-- BEGIN INPUT --

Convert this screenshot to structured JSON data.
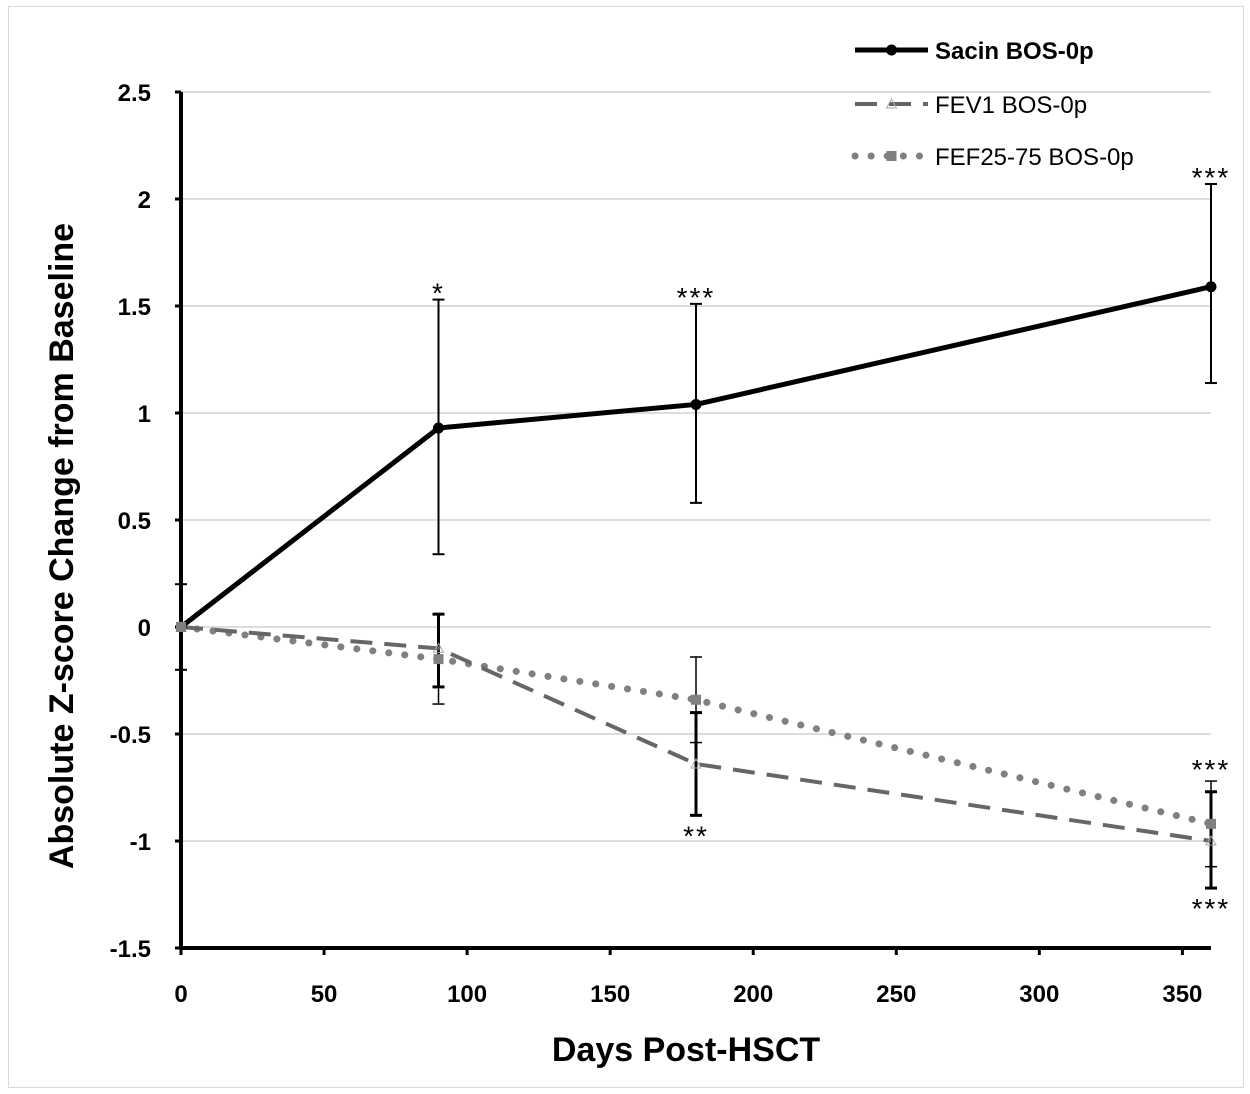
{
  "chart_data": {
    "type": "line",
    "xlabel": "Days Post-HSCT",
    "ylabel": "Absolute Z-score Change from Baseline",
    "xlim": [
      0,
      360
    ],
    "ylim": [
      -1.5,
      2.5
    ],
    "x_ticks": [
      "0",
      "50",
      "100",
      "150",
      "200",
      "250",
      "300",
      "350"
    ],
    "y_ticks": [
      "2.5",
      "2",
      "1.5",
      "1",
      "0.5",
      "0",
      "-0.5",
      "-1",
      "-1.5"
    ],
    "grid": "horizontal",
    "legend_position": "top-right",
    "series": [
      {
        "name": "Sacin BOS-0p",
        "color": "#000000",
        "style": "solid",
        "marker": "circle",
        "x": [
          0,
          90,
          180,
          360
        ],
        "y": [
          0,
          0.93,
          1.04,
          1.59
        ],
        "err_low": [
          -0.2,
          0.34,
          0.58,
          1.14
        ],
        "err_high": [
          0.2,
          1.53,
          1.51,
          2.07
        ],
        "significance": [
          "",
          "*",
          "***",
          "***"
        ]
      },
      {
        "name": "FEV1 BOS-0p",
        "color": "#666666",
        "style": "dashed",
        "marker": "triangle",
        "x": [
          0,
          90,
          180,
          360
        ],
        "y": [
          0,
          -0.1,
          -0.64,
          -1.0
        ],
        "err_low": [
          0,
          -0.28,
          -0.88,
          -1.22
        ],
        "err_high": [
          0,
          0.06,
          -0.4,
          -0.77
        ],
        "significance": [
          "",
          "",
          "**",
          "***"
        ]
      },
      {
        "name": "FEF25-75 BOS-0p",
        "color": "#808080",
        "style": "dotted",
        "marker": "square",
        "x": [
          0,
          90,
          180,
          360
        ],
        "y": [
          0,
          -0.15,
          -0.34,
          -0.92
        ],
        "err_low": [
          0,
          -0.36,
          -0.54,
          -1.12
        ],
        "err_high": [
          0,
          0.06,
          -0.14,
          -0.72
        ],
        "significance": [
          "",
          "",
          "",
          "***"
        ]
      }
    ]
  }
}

-- END INPUT --
-- BEGIN INPUT --

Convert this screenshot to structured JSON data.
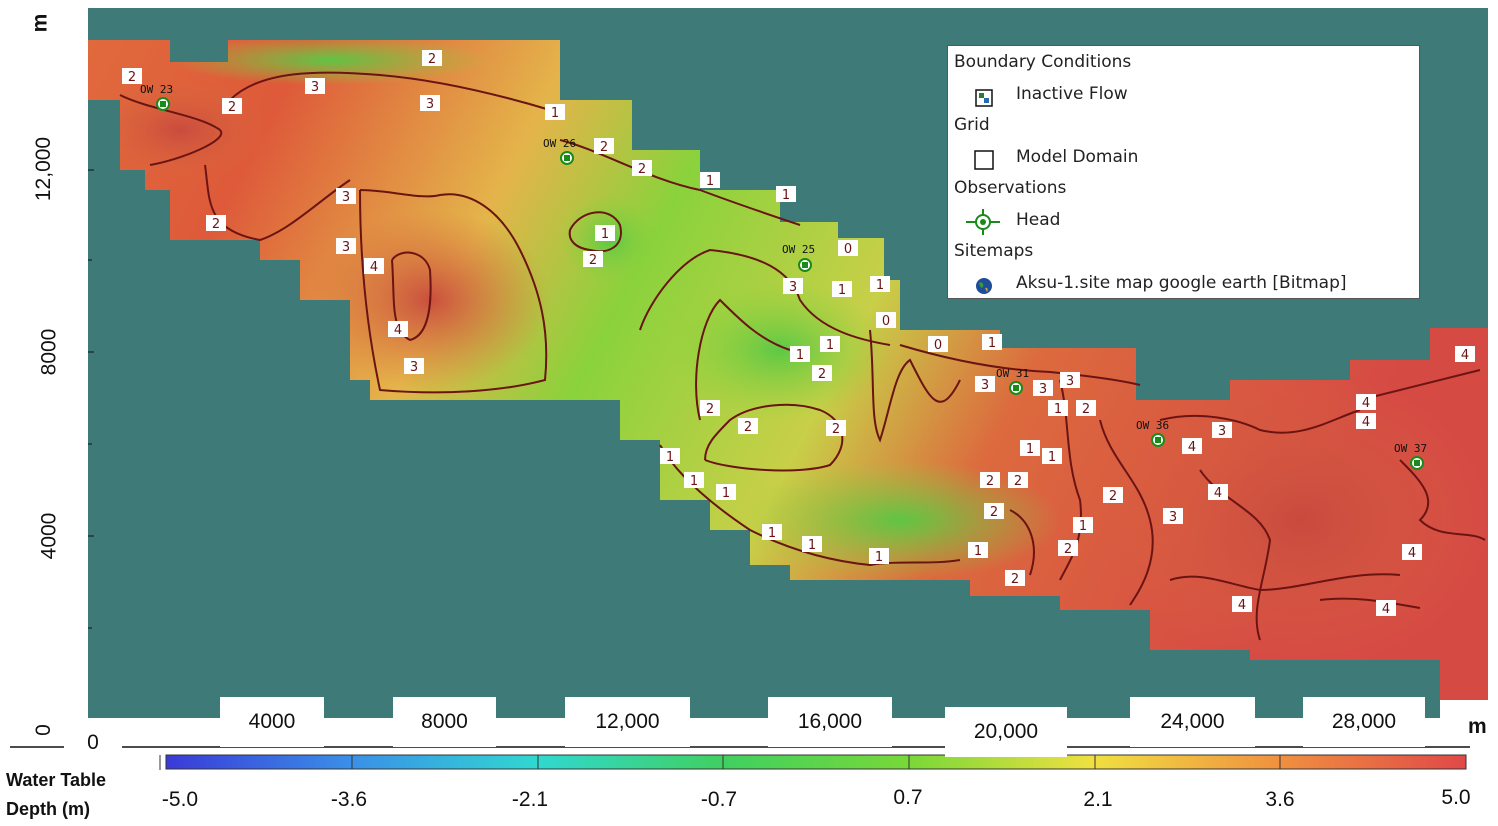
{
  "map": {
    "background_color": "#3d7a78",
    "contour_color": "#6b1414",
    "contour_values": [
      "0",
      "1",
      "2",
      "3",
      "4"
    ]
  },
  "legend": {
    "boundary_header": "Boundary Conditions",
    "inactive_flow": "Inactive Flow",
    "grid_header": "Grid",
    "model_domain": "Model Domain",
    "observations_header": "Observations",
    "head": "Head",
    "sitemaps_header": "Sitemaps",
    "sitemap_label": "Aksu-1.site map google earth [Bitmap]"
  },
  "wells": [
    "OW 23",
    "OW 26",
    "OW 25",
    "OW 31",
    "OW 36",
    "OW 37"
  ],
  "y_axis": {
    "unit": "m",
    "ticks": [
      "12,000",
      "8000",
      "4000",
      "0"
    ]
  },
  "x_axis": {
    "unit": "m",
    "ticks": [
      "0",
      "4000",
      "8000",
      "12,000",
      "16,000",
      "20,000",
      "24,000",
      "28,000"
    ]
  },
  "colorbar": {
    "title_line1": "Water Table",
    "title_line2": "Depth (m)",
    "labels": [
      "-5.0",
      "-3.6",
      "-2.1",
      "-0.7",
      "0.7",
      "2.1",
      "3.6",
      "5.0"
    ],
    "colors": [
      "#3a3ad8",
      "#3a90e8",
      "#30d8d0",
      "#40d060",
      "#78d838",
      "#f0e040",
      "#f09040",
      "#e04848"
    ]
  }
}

-- END INPUT --

Check each line of the records for the word "style" and extract those that contain it.

        "style": "solid",
        "style": "dashed",
        "style": "dotted",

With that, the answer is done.